Exercise task: Make an exact copy of the entries below.

Data provided:
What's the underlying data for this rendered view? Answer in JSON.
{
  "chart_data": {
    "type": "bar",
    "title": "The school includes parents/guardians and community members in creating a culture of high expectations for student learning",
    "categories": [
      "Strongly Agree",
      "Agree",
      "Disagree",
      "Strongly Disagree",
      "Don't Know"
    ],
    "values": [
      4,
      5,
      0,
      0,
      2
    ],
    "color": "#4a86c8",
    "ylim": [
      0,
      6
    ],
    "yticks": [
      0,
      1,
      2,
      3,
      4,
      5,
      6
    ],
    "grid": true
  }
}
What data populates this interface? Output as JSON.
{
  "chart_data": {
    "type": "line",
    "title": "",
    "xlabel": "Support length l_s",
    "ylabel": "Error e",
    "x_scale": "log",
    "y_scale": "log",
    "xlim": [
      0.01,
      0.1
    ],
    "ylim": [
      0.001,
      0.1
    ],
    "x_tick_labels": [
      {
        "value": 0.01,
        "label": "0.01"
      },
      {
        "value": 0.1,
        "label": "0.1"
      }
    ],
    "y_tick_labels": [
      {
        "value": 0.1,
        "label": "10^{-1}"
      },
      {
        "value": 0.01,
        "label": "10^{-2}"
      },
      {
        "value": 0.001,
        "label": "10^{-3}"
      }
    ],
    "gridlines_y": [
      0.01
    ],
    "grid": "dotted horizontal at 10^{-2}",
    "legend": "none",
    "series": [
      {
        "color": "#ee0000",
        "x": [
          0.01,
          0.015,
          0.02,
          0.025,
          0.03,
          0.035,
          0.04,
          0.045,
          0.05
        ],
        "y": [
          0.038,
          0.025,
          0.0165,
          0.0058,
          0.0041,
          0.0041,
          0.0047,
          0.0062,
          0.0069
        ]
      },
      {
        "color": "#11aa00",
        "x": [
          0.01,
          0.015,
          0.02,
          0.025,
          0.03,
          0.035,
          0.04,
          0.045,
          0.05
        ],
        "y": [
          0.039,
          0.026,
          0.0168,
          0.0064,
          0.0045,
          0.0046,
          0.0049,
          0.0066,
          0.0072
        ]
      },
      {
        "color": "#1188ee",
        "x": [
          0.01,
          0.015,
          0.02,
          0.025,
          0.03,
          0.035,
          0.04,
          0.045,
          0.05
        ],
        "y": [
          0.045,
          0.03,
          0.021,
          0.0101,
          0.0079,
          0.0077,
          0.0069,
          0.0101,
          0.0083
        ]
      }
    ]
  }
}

Written solution:
What's the underlying data for this rendered view? Answer in JSON.
{
  "chart_data": {
    "type": "bar",
    "title": "The school includes parents/guardians and community members in creating a culture of high expectations for student learning",
    "categories": [
      "Strongly Agree",
      "Agree",
      "Disagree",
      "Strongly Disagree",
      "Don't Know"
    ],
    "values": [
      4,
      5,
      0,
      0,
      2
    ],
    "color": "#4a86c8",
    "ylim": [
      0,
      6
    ],
    "yticks": [
      0,
      1,
      2,
      3,
      4,
      5,
      6
    ],
    "grid": true
  }
}
What data populates this interface? Output as JSON.
{
  "chart_data": {
    "type": "line",
    "title": "",
    "xlabel": "Support length l_s",
    "ylabel": "Error e",
    "x_scale": "log",
    "y_scale": "log",
    "xlim": [
      0.01,
      0.1
    ],
    "ylim": [
      0.001,
      0.1
    ],
    "x_tick_labels": [
      {
        "value": 0.01,
        "label": "0.01"
      },
      {
        "value": 0.1,
        "label": "0.1"
      }
    ],
    "y_tick_labels": [
      {
        "value": 0.1,
        "label": "10^{-1}"
      },
      {
        "value": 0.01,
        "label": "10^{-2}"
      },
      {
        "value": 0.001,
        "label": "10^{-3}"
      }
    ],
    "gridlines_y": [
      0.01
    ],
    "grid": "dotted horizontal at 10^{-2}",
    "legend": "none",
    "series": [
      {
        "color": "#ee0000",
        "x": [
          0.01,
          0.015,
          0.02,
          0.025,
          0.03,
          0.035,
          0.04,
          0.045,
          0.05
        ],
        "y": [
          0.038,
          0.025,
          0.0165,
          0.0058,
          0.0041,
          0.0041,
          0.0047,
          0.0062,
          0.0069
        ]
      },
      {
        "color": "#11aa00",
        "x": [
          0.01,
          0.015,
          0.02,
          0.025,
          0.03,
          0.035,
          0.04,
          0.045,
          0.05
        ],
        "y": [
          0.039,
          0.026,
          0.0168,
          0.0064,
          0.0045,
          0.0046,
          0.0049,
          0.0066,
          0.0072
        ]
      },
      {
        "color": "#1188ee",
        "x": [
          0.01,
          0.015,
          0.02,
          0.025,
          0.03,
          0.035,
          0.04,
          0.045,
          0.05
        ],
        "y": [
          0.045,
          0.03,
          0.021,
          0.0101,
          0.0079,
          0.0077,
          0.0069,
          0.0101,
          0.0083
        ]
      }
    ]
  }
}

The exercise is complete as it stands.